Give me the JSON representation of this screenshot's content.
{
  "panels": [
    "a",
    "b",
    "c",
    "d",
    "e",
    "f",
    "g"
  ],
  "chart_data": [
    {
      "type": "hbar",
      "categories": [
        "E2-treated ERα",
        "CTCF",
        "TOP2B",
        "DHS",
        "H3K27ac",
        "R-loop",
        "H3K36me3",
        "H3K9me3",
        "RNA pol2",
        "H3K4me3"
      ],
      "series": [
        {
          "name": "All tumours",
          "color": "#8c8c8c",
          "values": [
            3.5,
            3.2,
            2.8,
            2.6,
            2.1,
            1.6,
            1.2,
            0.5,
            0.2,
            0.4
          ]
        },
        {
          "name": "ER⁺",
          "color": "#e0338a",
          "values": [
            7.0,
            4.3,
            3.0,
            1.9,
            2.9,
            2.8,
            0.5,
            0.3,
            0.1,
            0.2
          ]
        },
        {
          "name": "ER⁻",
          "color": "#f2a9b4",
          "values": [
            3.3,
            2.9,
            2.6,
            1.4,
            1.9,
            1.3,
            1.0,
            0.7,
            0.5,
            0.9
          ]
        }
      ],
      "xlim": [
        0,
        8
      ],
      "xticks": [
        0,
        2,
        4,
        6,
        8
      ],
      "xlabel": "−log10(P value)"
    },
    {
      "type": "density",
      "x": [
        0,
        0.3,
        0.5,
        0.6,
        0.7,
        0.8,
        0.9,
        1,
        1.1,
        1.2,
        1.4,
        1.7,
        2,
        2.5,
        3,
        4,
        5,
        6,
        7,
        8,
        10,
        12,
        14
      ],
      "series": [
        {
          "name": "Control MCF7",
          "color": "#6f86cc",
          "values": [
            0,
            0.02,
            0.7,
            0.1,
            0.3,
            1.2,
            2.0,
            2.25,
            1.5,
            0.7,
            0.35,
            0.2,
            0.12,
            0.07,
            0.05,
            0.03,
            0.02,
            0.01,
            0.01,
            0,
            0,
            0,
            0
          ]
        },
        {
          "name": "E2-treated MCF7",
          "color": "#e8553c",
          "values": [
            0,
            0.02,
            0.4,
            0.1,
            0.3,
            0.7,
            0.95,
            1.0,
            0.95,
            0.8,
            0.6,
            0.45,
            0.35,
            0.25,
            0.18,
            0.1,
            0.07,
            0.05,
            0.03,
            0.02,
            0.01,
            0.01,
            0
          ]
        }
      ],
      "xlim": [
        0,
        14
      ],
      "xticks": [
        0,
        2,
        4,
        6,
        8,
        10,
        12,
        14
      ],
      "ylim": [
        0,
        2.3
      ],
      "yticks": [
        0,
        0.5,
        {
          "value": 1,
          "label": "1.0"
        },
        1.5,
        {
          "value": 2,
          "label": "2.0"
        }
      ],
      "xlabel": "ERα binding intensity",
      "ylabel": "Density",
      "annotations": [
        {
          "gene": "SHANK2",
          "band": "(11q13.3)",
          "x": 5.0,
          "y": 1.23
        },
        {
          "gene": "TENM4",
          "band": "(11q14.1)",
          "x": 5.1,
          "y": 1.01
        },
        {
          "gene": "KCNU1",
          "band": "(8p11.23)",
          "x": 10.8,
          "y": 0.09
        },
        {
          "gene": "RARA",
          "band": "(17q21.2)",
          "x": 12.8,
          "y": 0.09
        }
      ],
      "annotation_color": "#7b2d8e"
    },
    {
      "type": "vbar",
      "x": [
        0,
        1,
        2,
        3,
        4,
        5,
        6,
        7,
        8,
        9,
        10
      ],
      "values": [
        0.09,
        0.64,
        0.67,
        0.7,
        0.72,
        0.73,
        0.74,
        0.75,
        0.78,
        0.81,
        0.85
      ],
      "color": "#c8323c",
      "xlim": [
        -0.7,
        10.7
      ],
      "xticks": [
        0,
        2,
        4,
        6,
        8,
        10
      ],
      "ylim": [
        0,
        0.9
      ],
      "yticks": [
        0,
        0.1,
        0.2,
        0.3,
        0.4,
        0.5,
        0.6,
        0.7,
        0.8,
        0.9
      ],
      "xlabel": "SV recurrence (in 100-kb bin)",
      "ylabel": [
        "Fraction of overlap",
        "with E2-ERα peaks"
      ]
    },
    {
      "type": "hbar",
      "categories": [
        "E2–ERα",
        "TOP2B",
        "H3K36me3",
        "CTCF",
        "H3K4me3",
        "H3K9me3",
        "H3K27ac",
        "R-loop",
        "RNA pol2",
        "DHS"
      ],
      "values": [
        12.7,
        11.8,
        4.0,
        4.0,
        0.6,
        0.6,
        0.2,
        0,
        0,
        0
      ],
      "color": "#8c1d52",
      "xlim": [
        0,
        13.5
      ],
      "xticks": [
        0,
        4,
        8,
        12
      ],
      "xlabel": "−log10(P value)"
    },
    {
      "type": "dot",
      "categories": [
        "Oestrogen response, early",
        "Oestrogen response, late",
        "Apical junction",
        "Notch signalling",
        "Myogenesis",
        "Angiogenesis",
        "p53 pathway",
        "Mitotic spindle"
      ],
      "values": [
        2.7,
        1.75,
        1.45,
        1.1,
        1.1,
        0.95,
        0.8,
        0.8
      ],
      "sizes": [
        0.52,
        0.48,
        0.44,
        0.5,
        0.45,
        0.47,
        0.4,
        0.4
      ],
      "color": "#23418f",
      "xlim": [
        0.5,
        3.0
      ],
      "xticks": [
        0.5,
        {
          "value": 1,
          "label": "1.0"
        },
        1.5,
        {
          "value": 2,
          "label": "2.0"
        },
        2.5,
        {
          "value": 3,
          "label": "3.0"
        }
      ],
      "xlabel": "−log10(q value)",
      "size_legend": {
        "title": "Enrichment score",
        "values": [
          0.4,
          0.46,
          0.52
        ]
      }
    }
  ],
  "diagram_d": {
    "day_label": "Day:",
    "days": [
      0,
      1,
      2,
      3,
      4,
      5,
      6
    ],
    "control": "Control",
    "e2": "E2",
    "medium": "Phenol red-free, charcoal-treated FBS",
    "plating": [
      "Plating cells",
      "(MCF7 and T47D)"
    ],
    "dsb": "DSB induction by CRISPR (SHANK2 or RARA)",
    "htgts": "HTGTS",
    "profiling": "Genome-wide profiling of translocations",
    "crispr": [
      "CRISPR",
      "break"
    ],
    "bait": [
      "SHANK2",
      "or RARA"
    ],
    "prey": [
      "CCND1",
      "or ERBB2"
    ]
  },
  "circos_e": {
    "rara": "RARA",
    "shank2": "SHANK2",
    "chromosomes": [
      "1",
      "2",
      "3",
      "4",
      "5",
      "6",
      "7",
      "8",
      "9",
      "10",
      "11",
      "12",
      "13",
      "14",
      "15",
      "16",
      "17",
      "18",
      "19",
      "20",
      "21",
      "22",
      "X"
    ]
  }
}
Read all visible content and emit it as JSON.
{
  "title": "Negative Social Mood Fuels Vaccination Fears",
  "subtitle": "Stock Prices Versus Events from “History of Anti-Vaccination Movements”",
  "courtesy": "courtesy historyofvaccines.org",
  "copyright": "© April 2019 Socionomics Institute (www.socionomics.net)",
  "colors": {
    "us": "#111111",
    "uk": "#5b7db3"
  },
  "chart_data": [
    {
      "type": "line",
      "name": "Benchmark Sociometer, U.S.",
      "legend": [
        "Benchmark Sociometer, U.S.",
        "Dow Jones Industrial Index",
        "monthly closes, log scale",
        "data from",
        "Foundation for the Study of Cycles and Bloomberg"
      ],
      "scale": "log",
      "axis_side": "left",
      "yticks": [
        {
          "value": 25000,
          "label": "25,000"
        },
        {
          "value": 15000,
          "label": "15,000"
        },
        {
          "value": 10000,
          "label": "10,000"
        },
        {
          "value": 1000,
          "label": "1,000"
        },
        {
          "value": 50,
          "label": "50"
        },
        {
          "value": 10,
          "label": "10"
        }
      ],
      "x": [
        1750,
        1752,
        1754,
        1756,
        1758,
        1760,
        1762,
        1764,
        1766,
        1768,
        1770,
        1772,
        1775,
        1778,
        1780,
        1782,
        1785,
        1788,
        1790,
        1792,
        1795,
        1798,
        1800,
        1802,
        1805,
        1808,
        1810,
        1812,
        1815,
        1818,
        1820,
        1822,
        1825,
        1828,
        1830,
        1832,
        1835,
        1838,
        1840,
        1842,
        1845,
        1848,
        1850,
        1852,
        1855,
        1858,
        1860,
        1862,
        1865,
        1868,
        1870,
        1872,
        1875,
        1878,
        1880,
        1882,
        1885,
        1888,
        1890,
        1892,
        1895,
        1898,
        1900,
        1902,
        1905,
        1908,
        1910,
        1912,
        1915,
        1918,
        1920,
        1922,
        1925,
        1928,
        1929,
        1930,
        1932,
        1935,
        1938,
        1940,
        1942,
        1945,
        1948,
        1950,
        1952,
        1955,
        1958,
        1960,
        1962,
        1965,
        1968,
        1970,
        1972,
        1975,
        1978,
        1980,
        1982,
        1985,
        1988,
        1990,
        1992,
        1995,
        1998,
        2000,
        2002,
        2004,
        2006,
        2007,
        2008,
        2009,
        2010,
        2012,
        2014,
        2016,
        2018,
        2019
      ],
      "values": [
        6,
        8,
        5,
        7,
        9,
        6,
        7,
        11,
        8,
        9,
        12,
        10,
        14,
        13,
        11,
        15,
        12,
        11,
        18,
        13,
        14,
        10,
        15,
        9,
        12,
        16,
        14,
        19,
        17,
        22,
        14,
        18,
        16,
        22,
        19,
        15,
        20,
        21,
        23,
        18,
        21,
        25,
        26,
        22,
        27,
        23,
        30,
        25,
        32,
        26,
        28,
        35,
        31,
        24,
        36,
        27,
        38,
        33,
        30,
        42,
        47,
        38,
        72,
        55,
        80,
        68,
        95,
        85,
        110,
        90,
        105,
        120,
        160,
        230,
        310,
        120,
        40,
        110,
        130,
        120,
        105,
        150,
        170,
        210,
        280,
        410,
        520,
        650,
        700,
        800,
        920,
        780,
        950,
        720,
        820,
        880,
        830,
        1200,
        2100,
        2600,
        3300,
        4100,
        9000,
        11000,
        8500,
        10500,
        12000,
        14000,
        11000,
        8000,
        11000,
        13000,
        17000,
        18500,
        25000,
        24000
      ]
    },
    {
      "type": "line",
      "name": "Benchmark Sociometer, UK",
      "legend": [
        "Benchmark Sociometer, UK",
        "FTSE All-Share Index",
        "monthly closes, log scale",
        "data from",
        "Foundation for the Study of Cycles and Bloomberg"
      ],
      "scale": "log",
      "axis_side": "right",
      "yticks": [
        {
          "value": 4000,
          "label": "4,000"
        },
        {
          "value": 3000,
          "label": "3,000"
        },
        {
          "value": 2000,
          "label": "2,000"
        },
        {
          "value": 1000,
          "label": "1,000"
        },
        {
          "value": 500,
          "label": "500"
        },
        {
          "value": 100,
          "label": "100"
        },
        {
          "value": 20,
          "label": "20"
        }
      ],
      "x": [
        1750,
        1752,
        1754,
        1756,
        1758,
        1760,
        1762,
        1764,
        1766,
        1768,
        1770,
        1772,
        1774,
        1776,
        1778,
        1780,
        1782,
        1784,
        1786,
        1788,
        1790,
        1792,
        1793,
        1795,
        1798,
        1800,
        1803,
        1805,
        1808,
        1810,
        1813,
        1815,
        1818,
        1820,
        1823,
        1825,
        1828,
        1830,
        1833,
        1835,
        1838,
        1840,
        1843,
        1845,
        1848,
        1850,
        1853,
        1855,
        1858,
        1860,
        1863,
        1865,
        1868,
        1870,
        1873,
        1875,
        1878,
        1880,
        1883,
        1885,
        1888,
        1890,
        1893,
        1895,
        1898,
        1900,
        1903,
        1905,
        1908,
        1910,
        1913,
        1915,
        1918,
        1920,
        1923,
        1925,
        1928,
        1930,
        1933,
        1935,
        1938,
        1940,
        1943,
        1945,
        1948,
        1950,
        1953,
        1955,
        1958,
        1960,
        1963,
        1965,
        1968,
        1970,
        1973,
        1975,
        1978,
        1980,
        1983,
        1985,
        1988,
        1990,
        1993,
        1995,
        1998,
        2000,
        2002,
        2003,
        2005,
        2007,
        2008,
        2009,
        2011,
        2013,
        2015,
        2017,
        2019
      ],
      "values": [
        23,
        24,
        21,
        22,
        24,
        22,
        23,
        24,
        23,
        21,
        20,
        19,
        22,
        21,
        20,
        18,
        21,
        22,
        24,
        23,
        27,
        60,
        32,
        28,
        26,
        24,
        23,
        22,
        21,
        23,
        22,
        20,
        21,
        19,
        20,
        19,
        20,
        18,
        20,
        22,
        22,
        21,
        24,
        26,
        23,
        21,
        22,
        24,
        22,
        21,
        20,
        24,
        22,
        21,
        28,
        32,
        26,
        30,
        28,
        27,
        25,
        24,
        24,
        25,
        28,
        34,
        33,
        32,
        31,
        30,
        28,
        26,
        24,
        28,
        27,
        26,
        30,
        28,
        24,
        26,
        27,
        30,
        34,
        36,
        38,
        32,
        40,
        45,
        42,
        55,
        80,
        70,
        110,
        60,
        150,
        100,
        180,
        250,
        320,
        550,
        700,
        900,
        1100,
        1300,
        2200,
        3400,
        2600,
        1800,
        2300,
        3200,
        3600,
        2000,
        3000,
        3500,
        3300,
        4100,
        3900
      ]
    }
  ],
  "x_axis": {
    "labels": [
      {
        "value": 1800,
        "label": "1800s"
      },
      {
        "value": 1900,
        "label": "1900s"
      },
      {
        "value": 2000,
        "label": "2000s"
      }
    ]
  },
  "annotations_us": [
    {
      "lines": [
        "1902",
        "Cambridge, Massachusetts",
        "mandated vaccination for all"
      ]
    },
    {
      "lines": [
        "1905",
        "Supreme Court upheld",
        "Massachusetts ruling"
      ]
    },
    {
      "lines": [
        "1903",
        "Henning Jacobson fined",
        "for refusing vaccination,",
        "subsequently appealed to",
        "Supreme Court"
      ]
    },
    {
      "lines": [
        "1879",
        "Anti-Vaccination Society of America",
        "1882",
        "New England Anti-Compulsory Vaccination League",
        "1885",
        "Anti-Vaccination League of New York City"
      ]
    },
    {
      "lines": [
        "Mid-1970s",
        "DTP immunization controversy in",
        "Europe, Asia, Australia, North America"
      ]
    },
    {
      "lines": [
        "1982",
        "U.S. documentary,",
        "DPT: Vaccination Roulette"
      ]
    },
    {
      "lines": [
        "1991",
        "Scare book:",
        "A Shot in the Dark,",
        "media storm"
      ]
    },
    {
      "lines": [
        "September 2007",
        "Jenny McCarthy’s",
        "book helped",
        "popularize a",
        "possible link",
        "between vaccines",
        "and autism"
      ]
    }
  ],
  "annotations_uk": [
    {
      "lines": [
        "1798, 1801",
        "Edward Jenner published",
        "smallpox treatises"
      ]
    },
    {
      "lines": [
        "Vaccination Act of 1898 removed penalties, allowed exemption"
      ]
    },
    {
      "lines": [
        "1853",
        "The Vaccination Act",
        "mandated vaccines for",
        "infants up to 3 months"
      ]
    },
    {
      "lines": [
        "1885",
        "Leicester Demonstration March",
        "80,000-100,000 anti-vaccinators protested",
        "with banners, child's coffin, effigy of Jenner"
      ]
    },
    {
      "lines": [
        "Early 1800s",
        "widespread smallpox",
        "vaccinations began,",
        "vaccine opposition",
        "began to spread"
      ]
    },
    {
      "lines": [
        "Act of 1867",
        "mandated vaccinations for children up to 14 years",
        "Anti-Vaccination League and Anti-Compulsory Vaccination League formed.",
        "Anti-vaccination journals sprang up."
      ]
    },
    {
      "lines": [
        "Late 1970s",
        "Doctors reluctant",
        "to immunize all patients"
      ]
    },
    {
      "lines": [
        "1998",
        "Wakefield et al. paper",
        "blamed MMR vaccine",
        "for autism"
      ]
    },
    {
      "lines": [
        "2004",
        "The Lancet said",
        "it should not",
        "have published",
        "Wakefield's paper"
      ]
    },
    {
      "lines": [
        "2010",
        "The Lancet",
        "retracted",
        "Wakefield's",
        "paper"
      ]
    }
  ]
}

==============================

*Exercise prompt*: Among the records above, find each line holding "Compulsory" and list it.

*The completed task*:
        "New England Anti-Compulsory Vaccination League",
        "Anti-Vaccination League and Anti-Compulsory Vaccination League formed.",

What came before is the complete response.